WORK TO BE COMPLETED:
Pick out every line holding the string "ESFUERZO" and copy it.

RECORDS FOR THIS TASK:
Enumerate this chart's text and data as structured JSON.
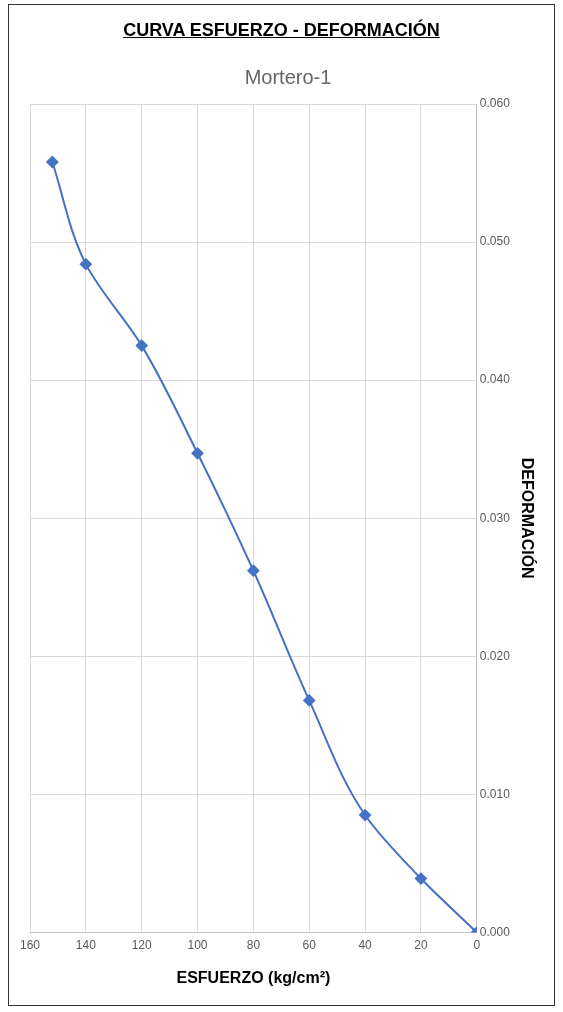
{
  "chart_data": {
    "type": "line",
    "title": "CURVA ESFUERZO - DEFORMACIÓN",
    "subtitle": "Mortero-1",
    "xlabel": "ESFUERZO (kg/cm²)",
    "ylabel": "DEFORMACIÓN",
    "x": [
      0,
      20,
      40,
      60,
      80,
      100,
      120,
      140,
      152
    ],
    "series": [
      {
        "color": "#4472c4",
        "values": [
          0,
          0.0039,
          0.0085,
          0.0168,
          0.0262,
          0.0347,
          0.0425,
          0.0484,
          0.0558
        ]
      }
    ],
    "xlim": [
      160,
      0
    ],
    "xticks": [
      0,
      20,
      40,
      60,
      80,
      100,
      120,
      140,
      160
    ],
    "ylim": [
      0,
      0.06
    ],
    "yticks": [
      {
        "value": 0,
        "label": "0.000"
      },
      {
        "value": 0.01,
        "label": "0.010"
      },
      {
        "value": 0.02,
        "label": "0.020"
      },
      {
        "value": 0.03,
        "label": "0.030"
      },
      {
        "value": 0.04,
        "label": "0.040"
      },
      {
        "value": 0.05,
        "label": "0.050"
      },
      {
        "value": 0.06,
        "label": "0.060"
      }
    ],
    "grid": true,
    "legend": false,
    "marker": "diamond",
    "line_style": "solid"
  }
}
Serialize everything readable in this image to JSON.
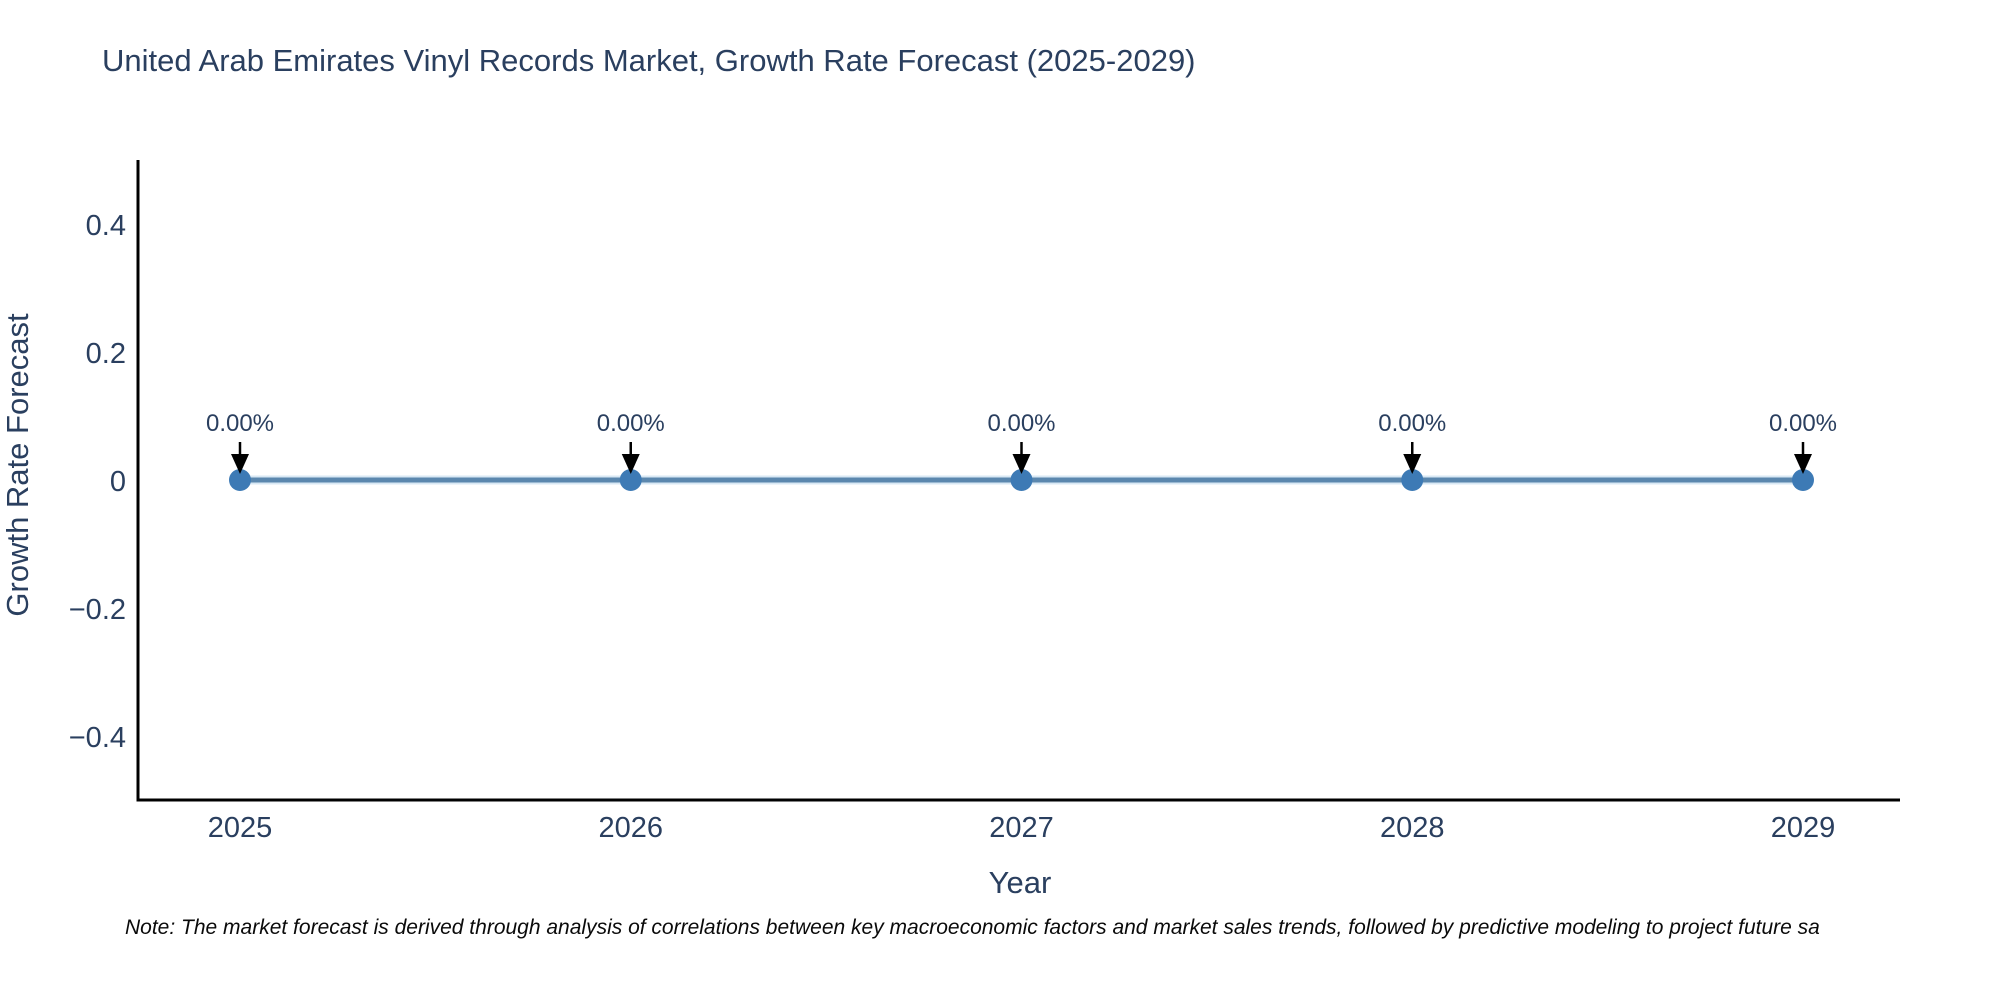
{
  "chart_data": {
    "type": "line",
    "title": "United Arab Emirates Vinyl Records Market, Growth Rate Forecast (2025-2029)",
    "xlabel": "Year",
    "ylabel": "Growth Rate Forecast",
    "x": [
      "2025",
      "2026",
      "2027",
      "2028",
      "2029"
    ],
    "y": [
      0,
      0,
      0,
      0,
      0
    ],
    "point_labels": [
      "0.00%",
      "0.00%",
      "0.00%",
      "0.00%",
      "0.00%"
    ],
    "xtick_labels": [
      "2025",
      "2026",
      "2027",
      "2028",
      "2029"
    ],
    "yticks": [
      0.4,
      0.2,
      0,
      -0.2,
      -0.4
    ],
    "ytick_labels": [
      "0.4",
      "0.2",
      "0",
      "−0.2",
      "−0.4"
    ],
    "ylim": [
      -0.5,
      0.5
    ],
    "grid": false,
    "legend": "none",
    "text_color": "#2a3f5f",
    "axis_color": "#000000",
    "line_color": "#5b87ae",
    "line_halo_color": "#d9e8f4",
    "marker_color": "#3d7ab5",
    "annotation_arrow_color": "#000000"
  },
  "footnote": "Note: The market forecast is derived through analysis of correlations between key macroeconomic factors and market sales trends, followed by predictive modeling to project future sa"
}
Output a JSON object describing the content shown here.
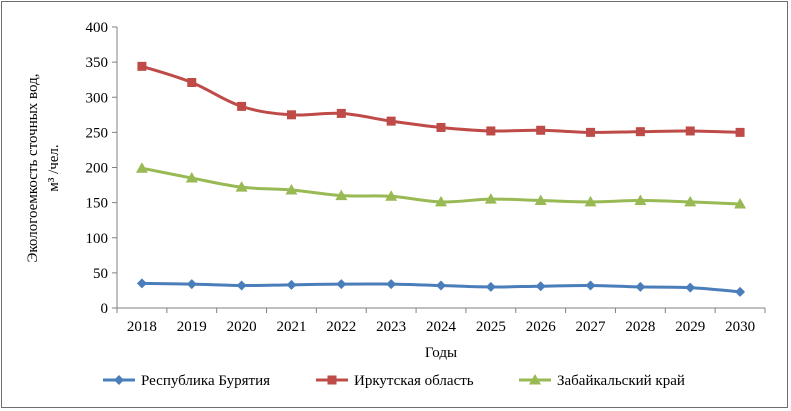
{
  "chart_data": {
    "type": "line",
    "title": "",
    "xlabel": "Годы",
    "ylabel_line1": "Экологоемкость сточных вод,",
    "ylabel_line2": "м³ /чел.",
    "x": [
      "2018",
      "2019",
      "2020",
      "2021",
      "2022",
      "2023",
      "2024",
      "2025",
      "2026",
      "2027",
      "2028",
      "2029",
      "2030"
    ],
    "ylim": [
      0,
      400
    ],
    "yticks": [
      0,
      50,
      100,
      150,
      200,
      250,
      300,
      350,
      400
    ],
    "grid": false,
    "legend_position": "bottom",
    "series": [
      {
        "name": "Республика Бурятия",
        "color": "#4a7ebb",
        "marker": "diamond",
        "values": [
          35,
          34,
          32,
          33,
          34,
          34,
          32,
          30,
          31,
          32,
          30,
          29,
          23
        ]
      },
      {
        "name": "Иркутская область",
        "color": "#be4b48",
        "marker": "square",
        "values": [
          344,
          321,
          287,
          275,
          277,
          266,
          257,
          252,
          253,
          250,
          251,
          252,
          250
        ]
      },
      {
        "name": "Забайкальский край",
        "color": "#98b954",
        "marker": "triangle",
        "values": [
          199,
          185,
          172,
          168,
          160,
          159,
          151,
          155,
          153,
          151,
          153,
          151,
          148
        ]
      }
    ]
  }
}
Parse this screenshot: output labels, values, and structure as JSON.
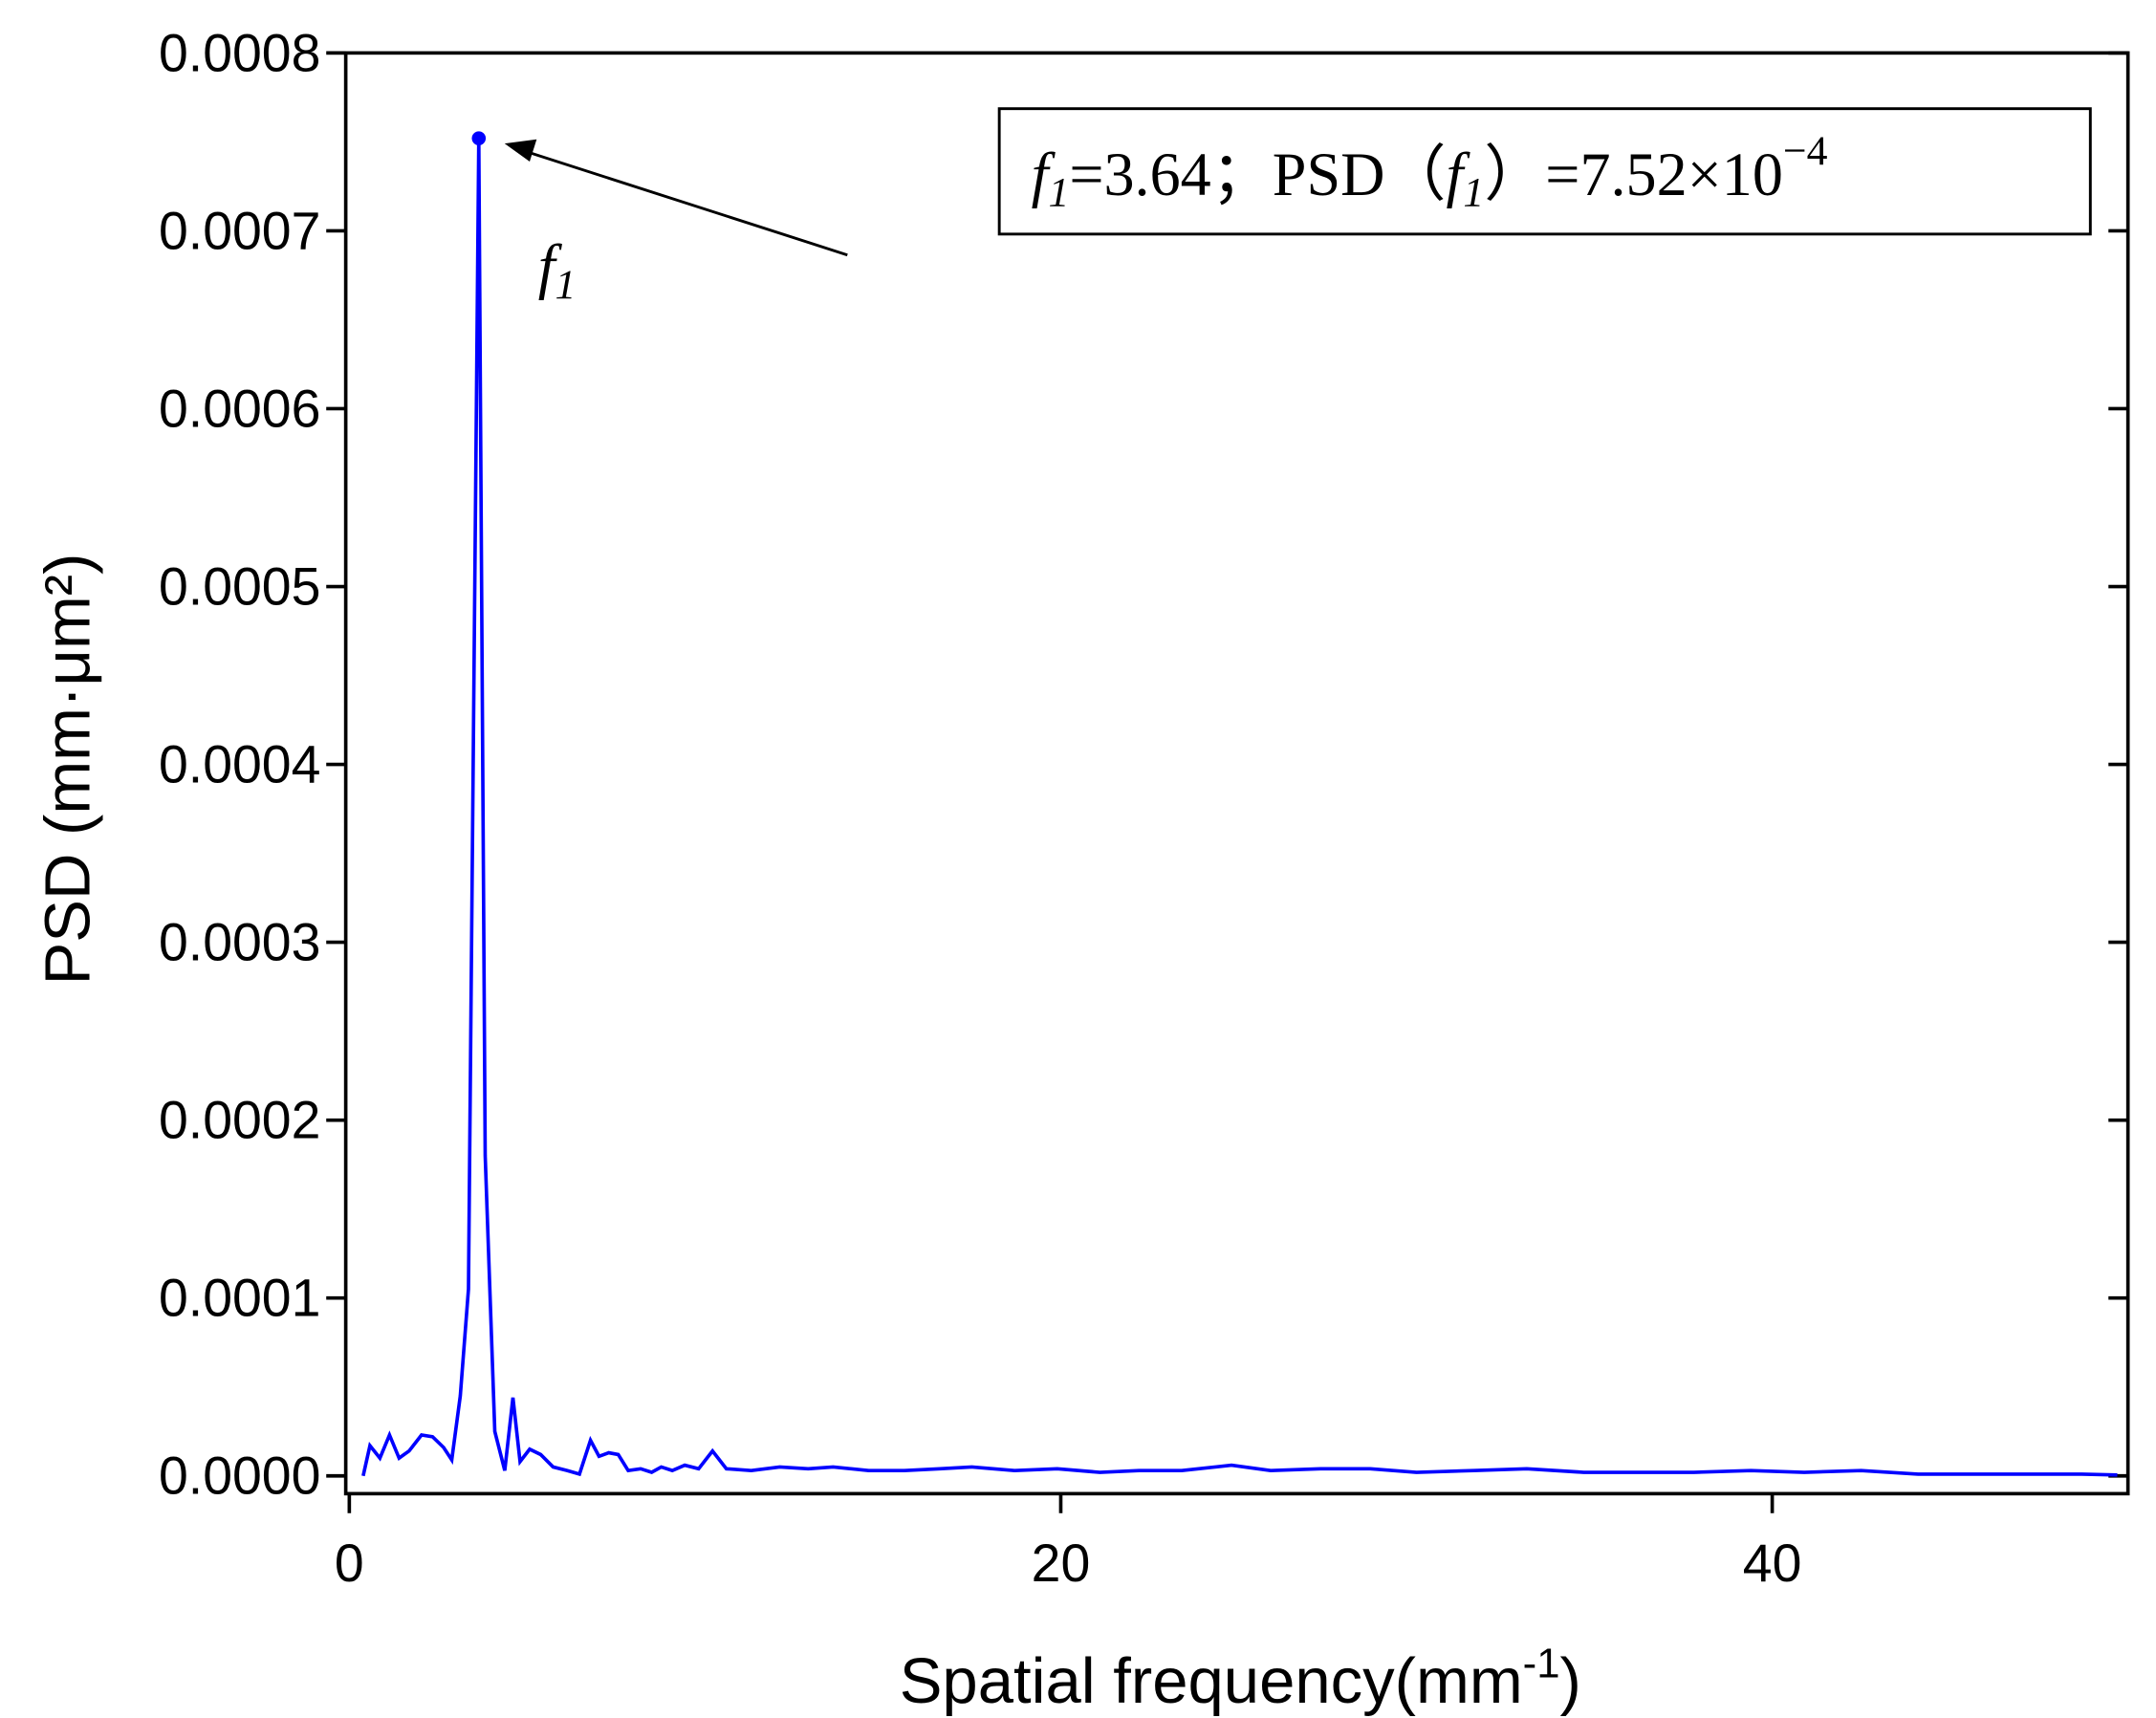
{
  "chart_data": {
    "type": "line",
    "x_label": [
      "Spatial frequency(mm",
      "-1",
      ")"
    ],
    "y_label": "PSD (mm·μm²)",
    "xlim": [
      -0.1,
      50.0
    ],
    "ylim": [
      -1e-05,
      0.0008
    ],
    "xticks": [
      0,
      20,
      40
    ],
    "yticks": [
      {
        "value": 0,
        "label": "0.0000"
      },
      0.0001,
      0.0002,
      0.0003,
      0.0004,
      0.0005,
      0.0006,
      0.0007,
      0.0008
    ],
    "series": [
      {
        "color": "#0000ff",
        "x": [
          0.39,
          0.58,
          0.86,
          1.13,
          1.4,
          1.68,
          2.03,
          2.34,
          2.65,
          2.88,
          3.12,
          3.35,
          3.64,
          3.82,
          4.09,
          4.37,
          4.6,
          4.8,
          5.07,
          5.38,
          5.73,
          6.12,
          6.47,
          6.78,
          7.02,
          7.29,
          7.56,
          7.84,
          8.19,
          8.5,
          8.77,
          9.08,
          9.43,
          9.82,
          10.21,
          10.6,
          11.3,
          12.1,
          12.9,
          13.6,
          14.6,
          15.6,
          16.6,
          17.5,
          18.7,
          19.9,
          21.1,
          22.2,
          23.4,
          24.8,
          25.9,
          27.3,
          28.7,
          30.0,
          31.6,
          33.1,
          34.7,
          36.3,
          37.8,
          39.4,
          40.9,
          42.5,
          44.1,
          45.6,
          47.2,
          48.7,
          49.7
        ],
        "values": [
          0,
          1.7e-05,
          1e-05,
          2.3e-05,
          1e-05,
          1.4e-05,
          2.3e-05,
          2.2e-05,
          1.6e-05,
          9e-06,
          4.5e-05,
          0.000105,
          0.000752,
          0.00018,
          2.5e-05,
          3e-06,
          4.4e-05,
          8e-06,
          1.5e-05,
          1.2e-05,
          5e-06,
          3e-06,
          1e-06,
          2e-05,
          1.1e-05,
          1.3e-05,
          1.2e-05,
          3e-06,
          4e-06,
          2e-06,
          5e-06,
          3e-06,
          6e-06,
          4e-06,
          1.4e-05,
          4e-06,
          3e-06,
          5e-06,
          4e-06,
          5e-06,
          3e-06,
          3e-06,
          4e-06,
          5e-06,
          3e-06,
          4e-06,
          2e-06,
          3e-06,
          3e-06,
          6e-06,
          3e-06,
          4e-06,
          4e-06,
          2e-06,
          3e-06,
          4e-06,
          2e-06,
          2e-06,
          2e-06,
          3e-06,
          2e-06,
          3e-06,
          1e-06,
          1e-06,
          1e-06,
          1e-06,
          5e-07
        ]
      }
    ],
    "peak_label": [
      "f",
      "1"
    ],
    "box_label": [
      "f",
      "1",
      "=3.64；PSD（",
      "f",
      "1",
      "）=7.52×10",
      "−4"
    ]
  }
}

SOLVED EXERCISE:
    "title": "CURVA ESFUERZO - DEFORMACIÓN",
    "xlabel": "ESFUERZO (kg/cm²)",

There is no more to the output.